> [Exercise task] Copy all of the material exactly. Pictures are not to appear in the copy.
=-=-=
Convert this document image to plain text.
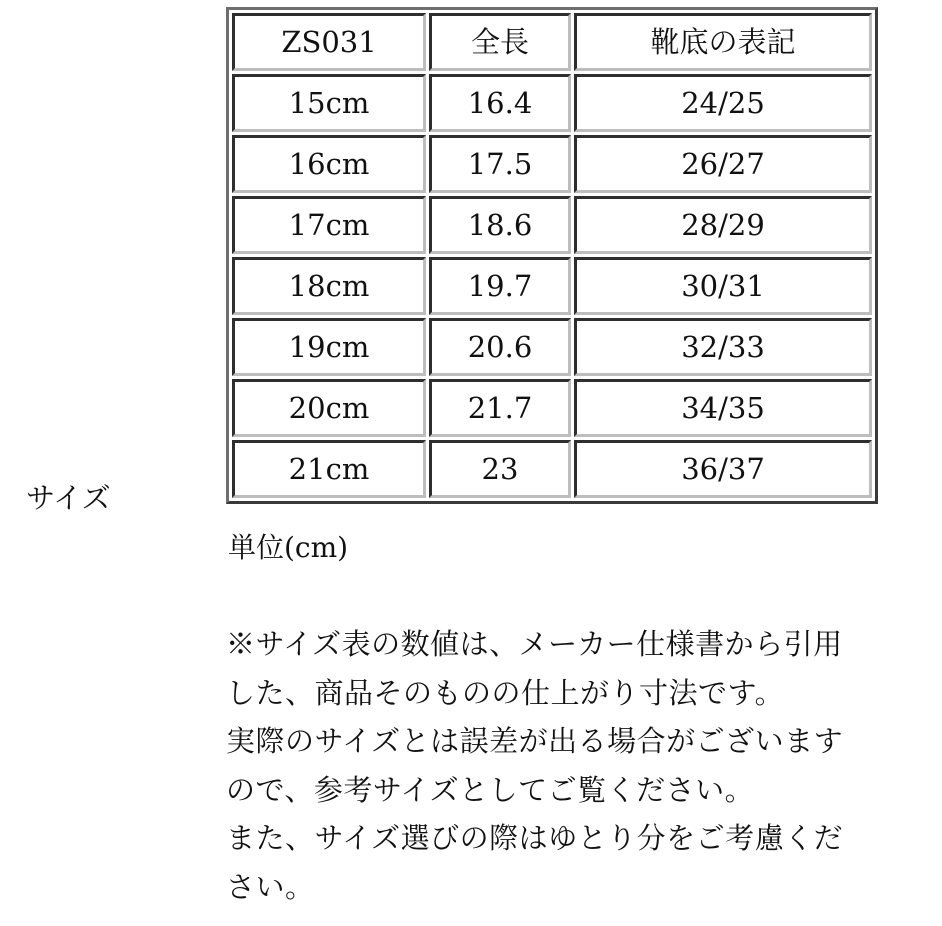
サイズ
ZS031	全長	靴底の表記
15cm	16.4	24/25
16cm	17.5	26/27
17cm	18.6	28/29
18cm	19.7	30/31
19cm	20.6	32/33
20cm	21.7	34/35
21cm	23	36/37
単位(cm)

※サイズ表の数値は、メーカー仕様書から引用

した、商品そのものの仕上がり寸法です。

実際のサイズとは誤差が出る場合がございます

ので、参考サイズとしてご覧ください。

また、サイズ選びの際はゆとり分をご考慮くだ

さい。
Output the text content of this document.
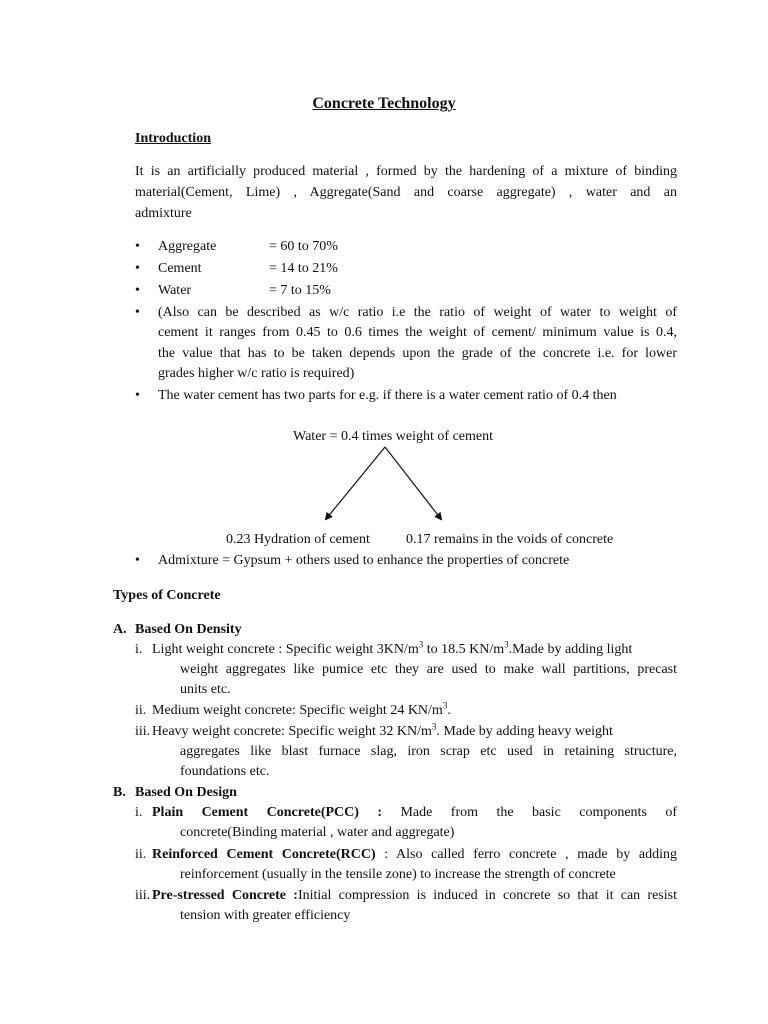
Concrete Technology
Introduction
It is an artificially produced material , formed by the hardening of a mixture of binding
material(Cement, Lime) , Aggregate(Sand and coarse aggregate) , water and an
admixture
• Aggregate	= 60 to 70%
• Cement	= 14 to 21%
• Water	= 7 to 15%
• (Also can be described as w/c ratio i.e the ratio of weight of water to weight of
cement it ranges from 0.45 to 0.6 times the weight of cement/ minimum value is 0.4,
the value that has to be taken depends upon the grade of the concrete i.e. for lower
grades higher w/c ratio is required)
• The water cement has two parts for e.g. if there is a water cement ratio of 0.4 then
Water = 0.4 times weight of cement
0.23 Hydration of cement	0.17 remains in the voids of concrete
• Admixture = Gypsum + others used to enhance the properties of concrete
Types of Concrete
A. Based On Density
i. Light weight concrete : Specific weight $3KN/m^3$ to 18.5 $KN/m^3.Made$ by adding light
weight aggregates like pumice etc they are used to make wall partitions, precast
units etc.
ii. Medium weight concrete: Specific weight 24 $KN/m^3$.
iii. Heavy weight concrete: Specific weight 32 $KN/m^3$. Made by adding heavy weight
aggregates like blast furnace slag, iron scrap etc used in retaining structure,
foundations etc.
B. Based On Design
i. Plain Cement Concrete(PCC) : Made from the basic components of
concrete(Binding material , water and aggregate)
ii. Reinforced Cement Concrete(RCC) : Also called ferro concrete , made by adding
reinforcement (usually in the tensile zone) to increase the strength of concrete
iii. Pre-stressed Concrete :Initial compression is induced in concrete so that it can resist
tension with greater efficiency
=-=-=
> [Final result]
Convert this document image to plain text.
サイズ
ZS031	全長	靴底の表記
15cm	16.4	24/25
16cm	17.5	26/27
17cm	18.6	28/29
18cm	19.7	30/31
19cm	20.6	32/33
20cm	21.7	34/35
21cm	23	36/37
単位(cm)

※サイズ表の数値は、メーカー仕様書から引用

した、商品そのものの仕上がり寸法です。

実際のサイズとは誤差が出る場合がございます

ので、参考サイズとしてご覧ください。

また、サイズ選びの際はゆとり分をご考慮くだ

さい。
Output the text content of this document.
Concrete Technology
Introduction
It is an artificially produced material , formed by the hardening of a mixture of binding
material(Cement, Lime) , Aggregate(Sand and coarse aggregate) , water and an
admixture
• Aggregate	= 60 to 70%
• Cement	= 14 to 21%
• Water	= 7 to 15%
• (Also can be described as w/c ratio i.e the ratio of weight of water to weight of
cement it ranges from 0.45 to 0.6 times the weight of cement/ minimum value is 0.4,
the value that has to be taken depends upon the grade of the concrete i.e. for lower
grades higher w/c ratio is required)
• The water cement has two parts for e.g. if there is a water cement ratio of 0.4 then
Water = 0.4 times weight of cement
0.23 Hydration of cement	0.17 remains in the voids of concrete
• Admixture = Gypsum + others used to enhance the properties of concrete
Types of Concrete
A. Based On Density
i. Light weight concrete : Specific weight $3KN/m^3$ to 18.5 $KN/m^3.Made$ by adding light
weight aggregates like pumice etc they are used to make wall partitions, precast
units etc.
ii. Medium weight concrete: Specific weight 24 $KN/m^3$.
iii. Heavy weight concrete: Specific weight 32 $KN/m^3$. Made by adding heavy weight
aggregates like blast furnace slag, iron scrap etc used in retaining structure,
foundations etc.
B. Based On Design
i. Plain Cement Concrete(PCC) : Made from the basic components of
concrete(Binding material , water and aggregate)
ii. Reinforced Cement Concrete(RCC) : Also called ferro concrete , made by adding
reinforcement (usually in the tensile zone) to increase the strength of concrete
iii. Pre-stressed Concrete :Initial compression is induced in concrete so that it can resist
tension with greater efficiency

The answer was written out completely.